--- start of Excerpted records ---

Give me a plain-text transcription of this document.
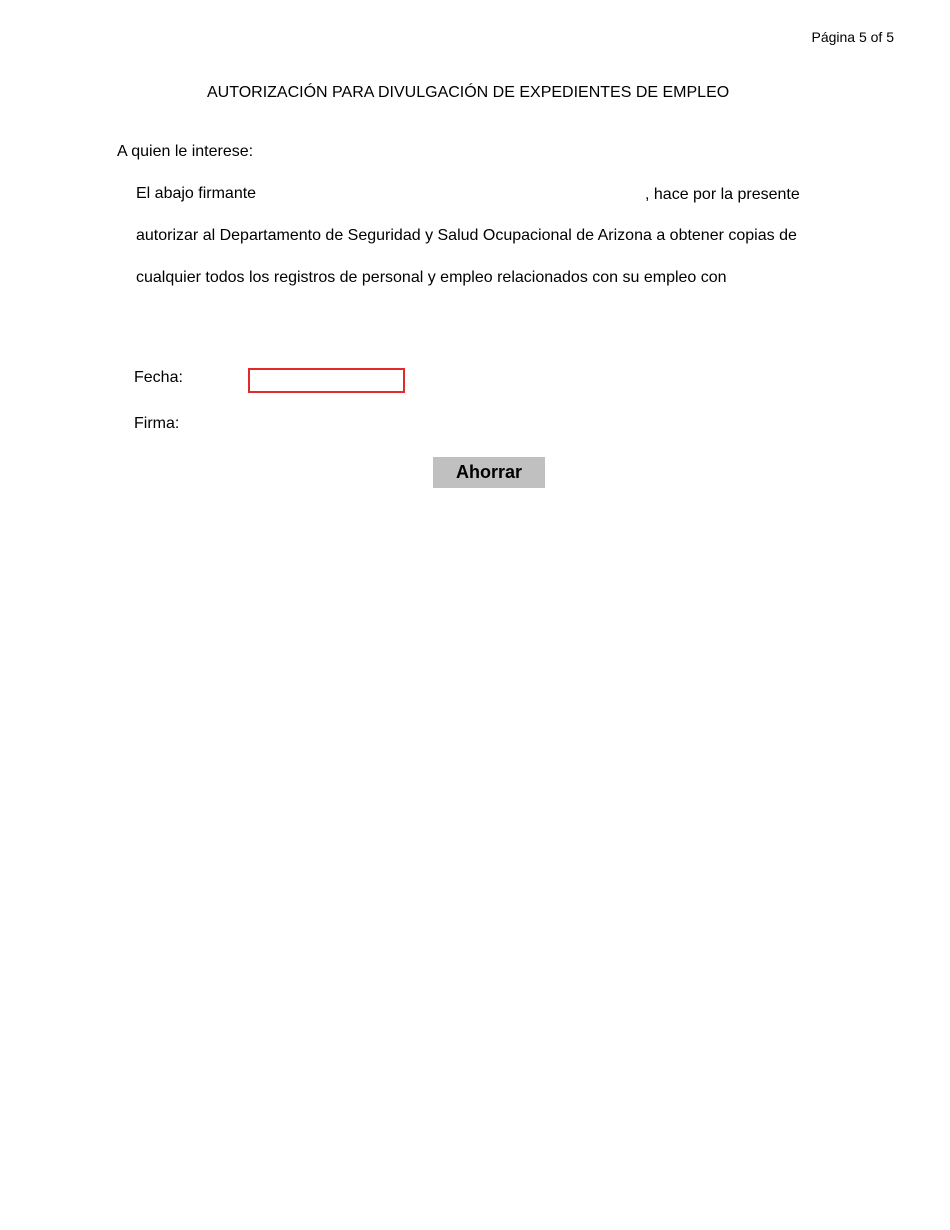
Página 5 of 5
AUTORIZACIÓN PARA DIVULGACIÓN DE EXPEDIENTES DE EMPLEO
A quien le interese:
El abajo firmante	, hace por la presente
autorizar al Departamento de Seguridad y Salud Ocupacional de Arizona a obtener copias de
cualquier todos los registros de personal y empleo relacionados con su empleo con
Fecha:
Firma:
Ahorrar
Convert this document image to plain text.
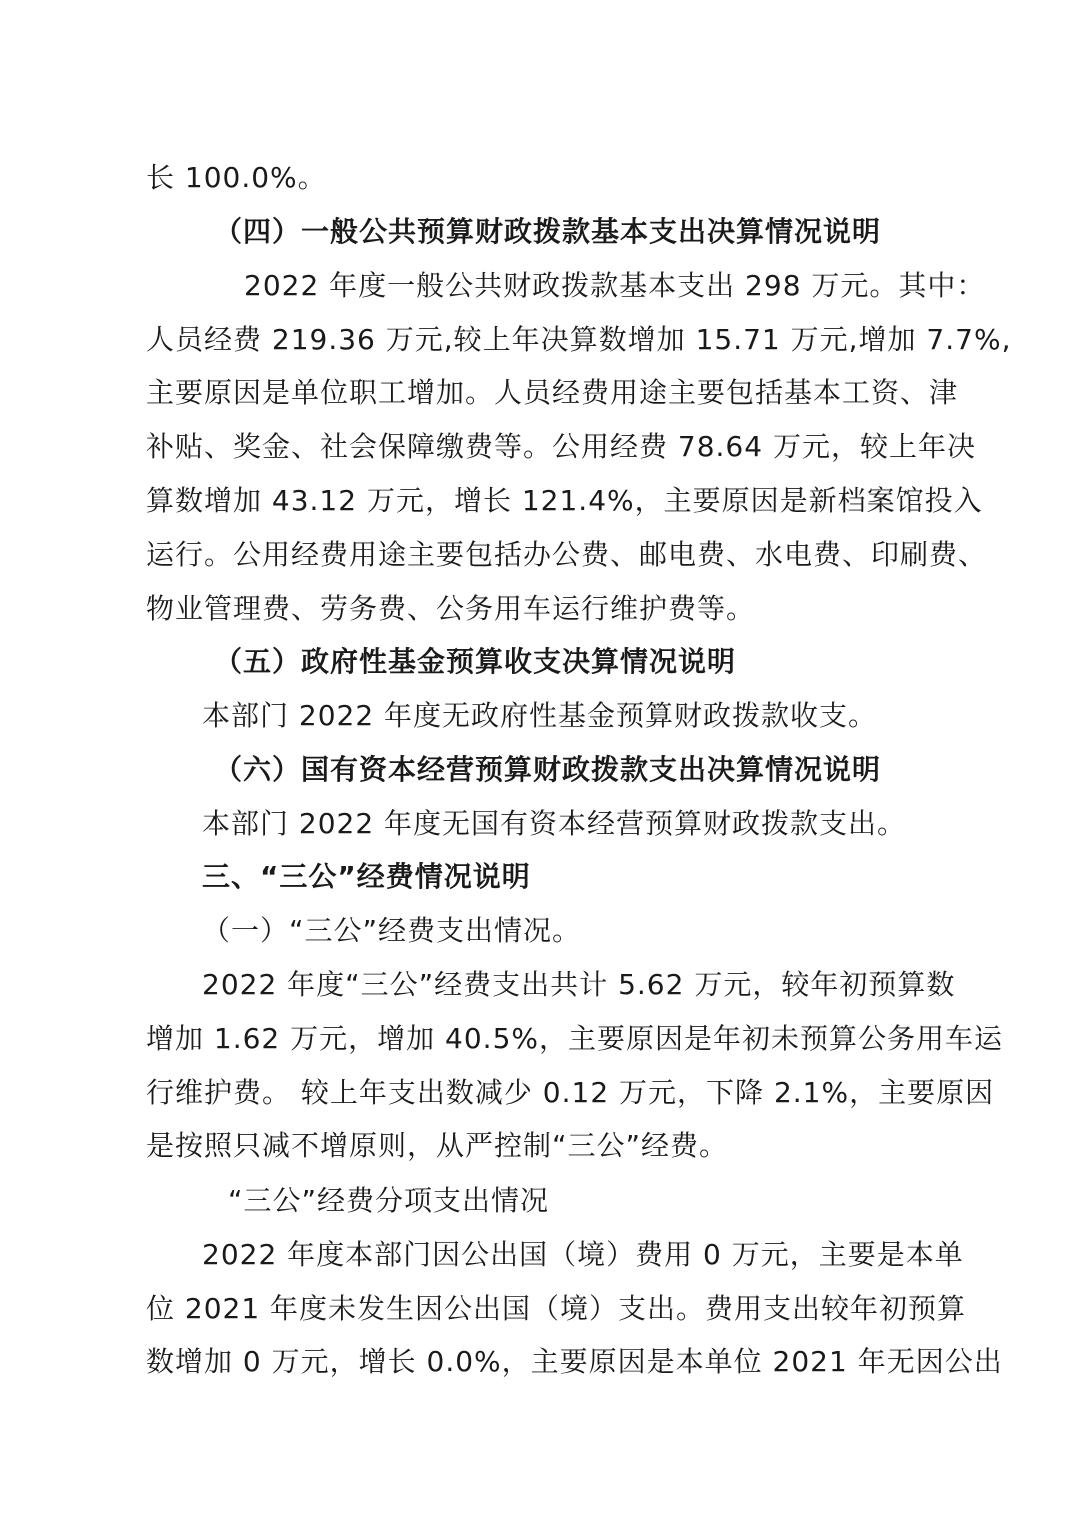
长 100.0%。
（四）一般公共预算财政拨款基本支出决算情况说明
2022 年度一般公共财政拨款基本支出 298 万元。其中：
人员经费 219.36 万元,较上年决算数增加 15.71 万元,增加 7.7%,
主要原因是单位职工增加。人员经费用途主要包括基本工资、津
补贴、奖金、社会保障缴费等。公用经费 78.64 万元，较上年决
算数增加 43.12 万元，增长 121.4%，主要原因是新档案馆投入
运行。公用经费用途主要包括办公费、邮电费、水电费、印刷费、
物业管理费、劳务费、公务用车运行维护费等。
（五）政府性基金预算收支决算情况说明
本部门 2022 年度无政府性基金预算财政拨款收支。
（六）国有资本经营预算财政拨款支出决算情况说明
本部门 2022 年度无国有资本经营预算财政拨款支出。
三、“三公”经费情况说明
（一）“三公”经费支出情况。
2022 年度“三公”经费支出共计 5.62 万元，较年初预算数
增加 1.62 万元，增加 40.5%，主要原因是年初未预算公务用车运
行维护费。 较上年支出数减少 0.12 万元，下降 2.1%，主要原因
是按照只减不增原则，从严控制“三公”经费。
“三公”经费分项支出情况
2022 年度本部门因公出国（境）费用 0 万元，主要是本单
位 2021 年度未发生因公出国（境）支出。费用支出较年初预算
数增加 0 万元，增长 0.0%，主要原因是本单位 2021 年无因公出
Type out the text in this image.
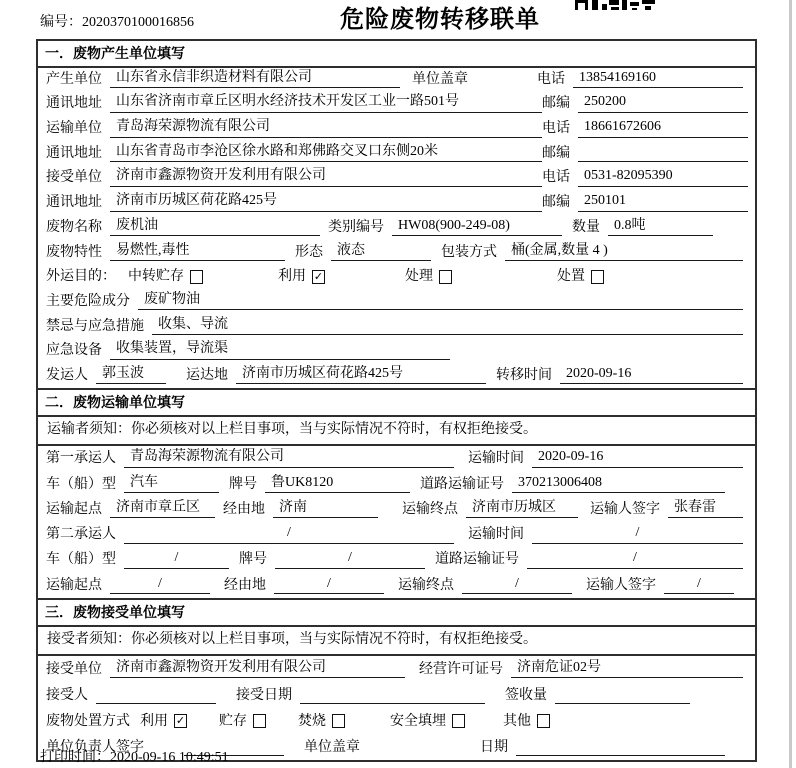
编号：2020370100016856	危险废物转移联单
一．废物产生单位填写
产生单位	山东省永信非织造材料有限公司	单位盖章	电话	13854169160
通讯地址	山东省济南市章丘区明水经济技术开发区工业一路501号	邮编	250200
运输单位	青岛海荣源物流有限公司	电话	18661672606
通讯地址	山东省青岛市李沧区徐水路和郑佛路交叉口东侧20米	邮编
接受单位	济南市鑫源物资开发利用有限公司	电话	0531-82095390
通讯地址	济南市历城区荷花路425号	邮编	250101
废物名称	废机油	类别编号	HW08(900-249-08)	数量	0.8吨
废物特性	易燃性,毒性	形态	液态	包装方式	桶(金属,数量 4 )
外运目的： 中转贮存	利用 ✓	处理	处置
主要危险成分	废矿物油
禁忌与应急措施	收集、导流
应急设备	收集装置，导流渠
发运人	郭玉波	运达地	济南市历城区荷花路425号	转移时间	2020-09-16
二．废物运输单位填写
运输者须知：你必须核对以上栏目事项，当与实际情况不符时，有权拒绝接受。
第一承运人	青岛海荣源物流有限公司	运输时间	2020-09-16
车（船）型	汽车	牌号	鲁UK8120	道路运输证号	370213006408
运输起点	济南市章丘区	经由地	济南	运输终点	济南市历城区	运输人签字	张春雷
第二承运人	/	运输时间	/
车（船）型	/	牌号	/	道路运输证号	/
运输起点	/	经由地	/	运输终点	/	运输人签字	/
三．废物接受单位填写
接受者须知：你必须核对以上栏目事项，当与实际情况不符时，有权拒绝接受。
接受单位	济南市鑫源物资开发利用有限公司	经营许可证号	济南危证02号
接受人	接受日期	签收量
废物处置方式 利用 ✓ 贮存	焚烧	安全填埋	其他
单位负责人签字	单位盖章	日期
打印时间：2020-09-16 10:49:51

--- end of Excerpted records ---

■ **The exercise**:
Reproduce the data verbatim. Do not carry any picture into the copy.

■ **Answer to the problem**:
Give me a plain-text transcription of this document.
Página 5 of 5
AUTORIZACIÓN PARA DIVULGACIÓN DE EXPEDIENTES DE EMPLEO
A quien le interese:
El abajo firmante	, hace por la presente
autorizar al Departamento de Seguridad y Salud Ocupacional de Arizona a obtener copias de
cualquier todos los registros de personal y empleo relacionados con su empleo con
Fecha:
Firma:
Ahorrar
Convert this document image to plain text.
长 100.0%。
（四）一般公共预算财政拨款基本支出决算情况说明
2022 年度一般公共财政拨款基本支出 298 万元。其中：
人员经费 219.36 万元,较上年决算数增加 15.71 万元,增加 7.7%,
主要原因是单位职工增加。人员经费用途主要包括基本工资、津
补贴、奖金、社会保障缴费等。公用经费 78.64 万元，较上年决
算数增加 43.12 万元，增长 121.4%，主要原因是新档案馆投入
运行。公用经费用途主要包括办公费、邮电费、水电费、印刷费、
物业管理费、劳务费、公务用车运行维护费等。
（五）政府性基金预算收支决算情况说明
本部门 2022 年度无政府性基金预算财政拨款收支。
（六）国有资本经营预算财政拨款支出决算情况说明
本部门 2022 年度无国有资本经营预算财政拨款支出。
三、“三公”经费情况说明
（一）“三公”经费支出情况。
2022 年度“三公”经费支出共计 5.62 万元，较年初预算数
增加 1.62 万元，增加 40.5%，主要原因是年初未预算公务用车运
行维护费。 较上年支出数减少 0.12 万元，下降 2.1%，主要原因
是按照只减不增原则，从严控制“三公”经费。
“三公”经费分项支出情况
2022 年度本部门因公出国（境）费用 0 万元，主要是本单
位 2021 年度未发生因公出国（境）支出。费用支出较年初预算
数增加 0 万元，增长 0.0%，主要原因是本单位 2021 年无因公出
Type out the text in this image.
编号：2020370100016856	危险废物转移联单
一．废物产生单位填写
产生单位	山东省永信非织造材料有限公司	单位盖章	电话	13854169160
通讯地址	山东省济南市章丘区明水经济技术开发区工业一路501号	邮编	250200
运输单位	青岛海荣源物流有限公司	电话	18661672606
通讯地址	山东省青岛市李沧区徐水路和郑佛路交叉口东侧20米	邮编
接受单位	济南市鑫源物资开发利用有限公司	电话	0531-82095390
通讯地址	济南市历城区荷花路425号	邮编	250101
废物名称	废机油	类别编号	HW08(900-249-08)	数量	0.8吨
废物特性	易燃性,毒性	形态	液态	包装方式	桶(金属,数量 4 )
外运目的： 中转贮存	利用 ✓	处理	处置
主要危险成分	废矿物油
禁忌与应急措施	收集、导流
应急设备	收集装置，导流渠
发运人	郭玉波	运达地	济南市历城区荷花路425号	转移时间	2020-09-16
二．废物运输单位填写
运输者须知：你必须核对以上栏目事项，当与实际情况不符时，有权拒绝接受。
第一承运人	青岛海荣源物流有限公司	运输时间	2020-09-16
车（船）型	汽车	牌号	鲁UK8120	道路运输证号	370213006408
运输起点	济南市章丘区	经由地	济南	运输终点	济南市历城区	运输人签字	张春雷
第二承运人	/	运输时间	/
车（船）型	/	牌号	/	道路运输证号	/
运输起点	/	经由地	/	运输终点	/	运输人签字	/
三．废物接受单位填写
接受者须知：你必须核对以上栏目事项，当与实际情况不符时，有权拒绝接受。
接受单位	济南市鑫源物资开发利用有限公司	经营许可证号	济南危证02号
接受人	接受日期	签收量
废物处置方式 利用 ✓ 贮存	焚烧	安全填埋	其他
单位负责人签字	单位盖章	日期
打印时间：2020-09-16 10:49:51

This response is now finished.